#### Required work:
Filter this data down to the lines that hold "TAB譜の作り方", and copy them.
########################################
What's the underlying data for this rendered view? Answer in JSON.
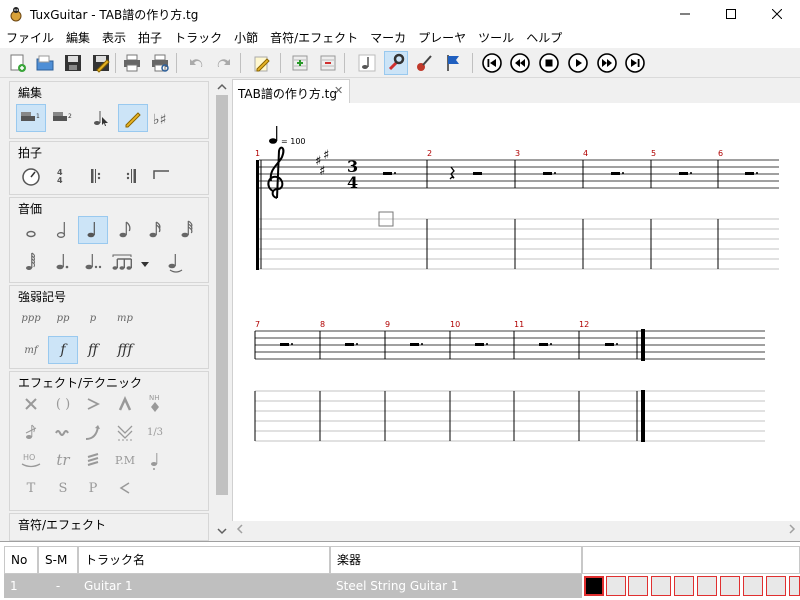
{
  "window": {
    "title": "TuxGuitar - TAB譜の作り方.tg"
  },
  "menu": [
    "ファイル",
    "編集",
    "表示",
    "拍子",
    "トラック",
    "小節",
    "音符/エフェクト",
    "マーカ",
    "プレーヤ",
    "ツール",
    "ヘルプ"
  ],
  "panel": {
    "groups": {
      "edit": "編集",
      "time": "拍子",
      "duration": "音価",
      "dynamics": "強弱記号",
      "effects": "エフェクト/テクニック",
      "note_effects": "音符/エフェクト"
    },
    "dynamics_row1": [
      "ppp",
      "pp",
      "p",
      "mp"
    ],
    "dynamics_row2": [
      "mf",
      "f",
      "ff",
      "fff"
    ],
    "fx_row1_mid": "( )",
    "fx_row2_text": "1/3",
    "fx_row3": [
      "HO",
      "tr",
      "P.M"
    ],
    "fx_row4": [
      "T",
      "S",
      "P"
    ]
  },
  "document": {
    "tab_label": "TAB譜の作り方.tg",
    "tempo": "= 100",
    "time_sig_top": "3",
    "time_sig_bottom": "4",
    "measures_row1": [
      "1",
      "2",
      "3",
      "4",
      "5",
      "6"
    ],
    "measures_row2": [
      "7",
      "8",
      "9",
      "10",
      "11",
      "12"
    ]
  },
  "tracks": {
    "headers": {
      "no": "No",
      "sm": "S-M",
      "name": "トラック名",
      "instrument": "楽器"
    },
    "rows": [
      {
        "no": "1",
        "sm": "-",
        "name": "Guitar 1",
        "instrument": "Steel String Guitar 1"
      }
    ]
  },
  "colors": {
    "selected": "#cce4f7",
    "measure_number": "#b00000",
    "track_box": "#e03030"
  }
}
########################################
#### Solution for this task:
    "title": "TuxGuitar - TAB譜の作り方.tg"
    "tab_label": "TAB譜の作り方.tg",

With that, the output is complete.